# Objective
Write out the listing below again, precisely as it is given.
━━━ Data to process
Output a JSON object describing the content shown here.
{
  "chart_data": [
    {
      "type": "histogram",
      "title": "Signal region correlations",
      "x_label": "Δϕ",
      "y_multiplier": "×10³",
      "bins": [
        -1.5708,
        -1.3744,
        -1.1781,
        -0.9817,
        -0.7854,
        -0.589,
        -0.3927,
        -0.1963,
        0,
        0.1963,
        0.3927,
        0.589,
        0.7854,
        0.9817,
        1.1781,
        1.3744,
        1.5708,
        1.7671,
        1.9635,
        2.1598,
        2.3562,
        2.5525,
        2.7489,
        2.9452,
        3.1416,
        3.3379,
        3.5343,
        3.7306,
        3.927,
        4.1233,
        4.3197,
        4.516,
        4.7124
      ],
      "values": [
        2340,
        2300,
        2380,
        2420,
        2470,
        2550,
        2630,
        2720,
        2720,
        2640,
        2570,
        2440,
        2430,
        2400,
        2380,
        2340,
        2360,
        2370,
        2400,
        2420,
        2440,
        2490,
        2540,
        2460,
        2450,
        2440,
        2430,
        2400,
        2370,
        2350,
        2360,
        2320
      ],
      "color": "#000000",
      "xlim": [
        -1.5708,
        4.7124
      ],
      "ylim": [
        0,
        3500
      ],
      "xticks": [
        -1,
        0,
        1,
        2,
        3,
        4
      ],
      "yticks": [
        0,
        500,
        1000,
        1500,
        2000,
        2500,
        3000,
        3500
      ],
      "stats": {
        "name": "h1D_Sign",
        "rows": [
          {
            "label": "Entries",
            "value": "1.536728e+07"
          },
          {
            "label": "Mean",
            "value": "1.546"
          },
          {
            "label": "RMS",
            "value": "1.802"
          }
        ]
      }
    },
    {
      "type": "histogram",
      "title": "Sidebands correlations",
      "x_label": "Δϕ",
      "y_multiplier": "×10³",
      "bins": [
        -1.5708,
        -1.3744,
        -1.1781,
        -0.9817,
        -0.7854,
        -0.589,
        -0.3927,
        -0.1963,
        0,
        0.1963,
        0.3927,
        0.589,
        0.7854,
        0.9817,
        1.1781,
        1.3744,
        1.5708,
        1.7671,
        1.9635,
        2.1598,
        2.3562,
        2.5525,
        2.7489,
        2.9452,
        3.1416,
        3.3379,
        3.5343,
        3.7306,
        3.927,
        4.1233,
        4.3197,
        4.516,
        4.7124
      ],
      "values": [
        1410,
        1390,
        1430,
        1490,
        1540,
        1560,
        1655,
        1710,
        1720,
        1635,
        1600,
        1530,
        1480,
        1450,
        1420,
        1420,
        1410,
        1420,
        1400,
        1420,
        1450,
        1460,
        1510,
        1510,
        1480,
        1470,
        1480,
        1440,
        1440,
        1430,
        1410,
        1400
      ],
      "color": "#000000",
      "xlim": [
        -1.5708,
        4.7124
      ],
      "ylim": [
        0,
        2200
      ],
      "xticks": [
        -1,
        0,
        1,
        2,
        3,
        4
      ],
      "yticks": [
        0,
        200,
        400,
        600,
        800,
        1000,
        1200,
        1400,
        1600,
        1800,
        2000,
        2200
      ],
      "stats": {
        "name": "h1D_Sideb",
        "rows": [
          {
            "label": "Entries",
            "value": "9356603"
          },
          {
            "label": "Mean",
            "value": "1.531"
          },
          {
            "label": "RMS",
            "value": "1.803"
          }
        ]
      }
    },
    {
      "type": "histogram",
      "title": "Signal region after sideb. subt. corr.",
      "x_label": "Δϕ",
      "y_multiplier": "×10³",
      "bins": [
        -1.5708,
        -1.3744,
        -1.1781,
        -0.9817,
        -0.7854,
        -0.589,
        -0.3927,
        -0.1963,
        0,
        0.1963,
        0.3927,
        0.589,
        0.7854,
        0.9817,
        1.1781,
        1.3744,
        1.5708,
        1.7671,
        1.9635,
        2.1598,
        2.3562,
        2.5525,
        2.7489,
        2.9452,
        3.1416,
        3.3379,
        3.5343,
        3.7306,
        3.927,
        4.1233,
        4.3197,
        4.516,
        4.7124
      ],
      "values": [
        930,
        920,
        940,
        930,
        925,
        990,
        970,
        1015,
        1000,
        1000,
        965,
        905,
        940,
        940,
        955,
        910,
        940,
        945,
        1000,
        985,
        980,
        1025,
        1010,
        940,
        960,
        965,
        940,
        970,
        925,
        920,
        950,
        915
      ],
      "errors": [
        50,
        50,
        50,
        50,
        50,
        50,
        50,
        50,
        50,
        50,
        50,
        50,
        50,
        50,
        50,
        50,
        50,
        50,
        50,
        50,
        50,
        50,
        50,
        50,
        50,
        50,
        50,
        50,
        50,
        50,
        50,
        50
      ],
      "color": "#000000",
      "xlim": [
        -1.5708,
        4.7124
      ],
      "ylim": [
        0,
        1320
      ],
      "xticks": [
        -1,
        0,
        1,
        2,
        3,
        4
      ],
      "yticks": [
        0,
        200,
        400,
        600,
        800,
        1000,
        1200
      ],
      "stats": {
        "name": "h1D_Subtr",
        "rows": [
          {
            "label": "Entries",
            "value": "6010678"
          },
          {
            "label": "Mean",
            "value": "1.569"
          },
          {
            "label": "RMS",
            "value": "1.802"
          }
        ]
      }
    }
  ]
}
━━━━━━
# Solved problem
Output a JSON object describing the content shown here.
{
  "chart_data": [
    {
      "type": "histogram",
      "title": "Signal region correlations",
      "x_label": "Δϕ",
      "y_multiplier": "×10³",
      "bins": [
        -1.5708,
        -1.3744,
        -1.1781,
        -0.9817,
        -0.7854,
        -0.589,
        -0.3927,
        -0.1963,
        0,
        0.1963,
        0.3927,
        0.589,
        0.7854,
        0.9817,
        1.1781,
        1.3744,
        1.5708,
        1.7671,
        1.9635,
        2.1598,
        2.3562,
        2.5525,
        2.7489,
        2.9452,
        3.1416,
        3.3379,
        3.5343,
        3.7306,
        3.927,
        4.1233,
        4.3197,
        4.516,
        4.7124
      ],
      "values": [
        2340,
        2300,
        2380,
        2420,
        2470,
        2550,
        2630,
        2720,
        2720,
        2640,
        2570,
        2440,
        2430,
        2400,
        2380,
        2340,
        2360,
        2370,
        2400,
        2420,
        2440,
        2490,
        2540,
        2460,
        2450,
        2440,
        2430,
        2400,
        2370,
        2350,
        2360,
        2320
      ],
      "color": "#000000",
      "xlim": [
        -1.5708,
        4.7124
      ],
      "ylim": [
        0,
        3500
      ],
      "xticks": [
        -1,
        0,
        1,
        2,
        3,
        4
      ],
      "yticks": [
        0,
        500,
        1000,
        1500,
        2000,
        2500,
        3000,
        3500
      ],
      "stats": {
        "name": "h1D_Sign",
        "rows": [
          {
            "label": "Entries",
            "value": "1.536728e+07"
          },
          {
            "label": "Mean",
            "value": "1.546"
          },
          {
            "label": "RMS",
            "value": "1.802"
          }
        ]
      }
    },
    {
      "type": "histogram",
      "title": "Sidebands correlations",
      "x_label": "Δϕ",
      "y_multiplier": "×10³",
      "bins": [
        -1.5708,
        -1.3744,
        -1.1781,
        -0.9817,
        -0.7854,
        -0.589,
        -0.3927,
        -0.1963,
        0,
        0.1963,
        0.3927,
        0.589,
        0.7854,
        0.9817,
        1.1781,
        1.3744,
        1.5708,
        1.7671,
        1.9635,
        2.1598,
        2.3562,
        2.5525,
        2.7489,
        2.9452,
        3.1416,
        3.3379,
        3.5343,
        3.7306,
        3.927,
        4.1233,
        4.3197,
        4.516,
        4.7124
      ],
      "values": [
        1410,
        1390,
        1430,
        1490,
        1540,
        1560,
        1655,
        1710,
        1720,
        1635,
        1600,
        1530,
        1480,
        1450,
        1420,
        1420,
        1410,
        1420,
        1400,
        1420,
        1450,
        1460,
        1510,
        1510,
        1480,
        1470,
        1480,
        1440,
        1440,
        1430,
        1410,
        1400
      ],
      "color": "#000000",
      "xlim": [
        -1.5708,
        4.7124
      ],
      "ylim": [
        0,
        2200
      ],
      "xticks": [
        -1,
        0,
        1,
        2,
        3,
        4
      ],
      "yticks": [
        0,
        200,
        400,
        600,
        800,
        1000,
        1200,
        1400,
        1600,
        1800,
        2000,
        2200
      ],
      "stats": {
        "name": "h1D_Sideb",
        "rows": [
          {
            "label": "Entries",
            "value": "9356603"
          },
          {
            "label": "Mean",
            "value": "1.531"
          },
          {
            "label": "RMS",
            "value": "1.803"
          }
        ]
      }
    },
    {
      "type": "histogram",
      "title": "Signal region after sideb. subt. corr.",
      "x_label": "Δϕ",
      "y_multiplier": "×10³",
      "bins": [
        -1.5708,
        -1.3744,
        -1.1781,
        -0.9817,
        -0.7854,
        -0.589,
        -0.3927,
        -0.1963,
        0,
        0.1963,
        0.3927,
        0.589,
        0.7854,
        0.9817,
        1.1781,
        1.3744,
        1.5708,
        1.7671,
        1.9635,
        2.1598,
        2.3562,
        2.5525,
        2.7489,
        2.9452,
        3.1416,
        3.3379,
        3.5343,
        3.7306,
        3.927,
        4.1233,
        4.3197,
        4.516,
        4.7124
      ],
      "values": [
        930,
        920,
        940,
        930,
        925,
        990,
        970,
        1015,
        1000,
        1000,
        965,
        905,
        940,
        940,
        955,
        910,
        940,
        945,
        1000,
        985,
        980,
        1025,
        1010,
        940,
        960,
        965,
        940,
        970,
        925,
        920,
        950,
        915
      ],
      "errors": [
        50,
        50,
        50,
        50,
        50,
        50,
        50,
        50,
        50,
        50,
        50,
        50,
        50,
        50,
        50,
        50,
        50,
        50,
        50,
        50,
        50,
        50,
        50,
        50,
        50,
        50,
        50,
        50,
        50,
        50,
        50,
        50
      ],
      "color": "#000000",
      "xlim": [
        -1.5708,
        4.7124
      ],
      "ylim": [
        0,
        1320
      ],
      "xticks": [
        -1,
        0,
        1,
        2,
        3,
        4
      ],
      "yticks": [
        0,
        200,
        400,
        600,
        800,
        1000,
        1200
      ],
      "stats": {
        "name": "h1D_Subtr",
        "rows": [
          {
            "label": "Entries",
            "value": "6010678"
          },
          {
            "label": "Mean",
            "value": "1.569"
          },
          {
            "label": "RMS",
            "value": "1.802"
          }
        ]
      }
    }
  ]
}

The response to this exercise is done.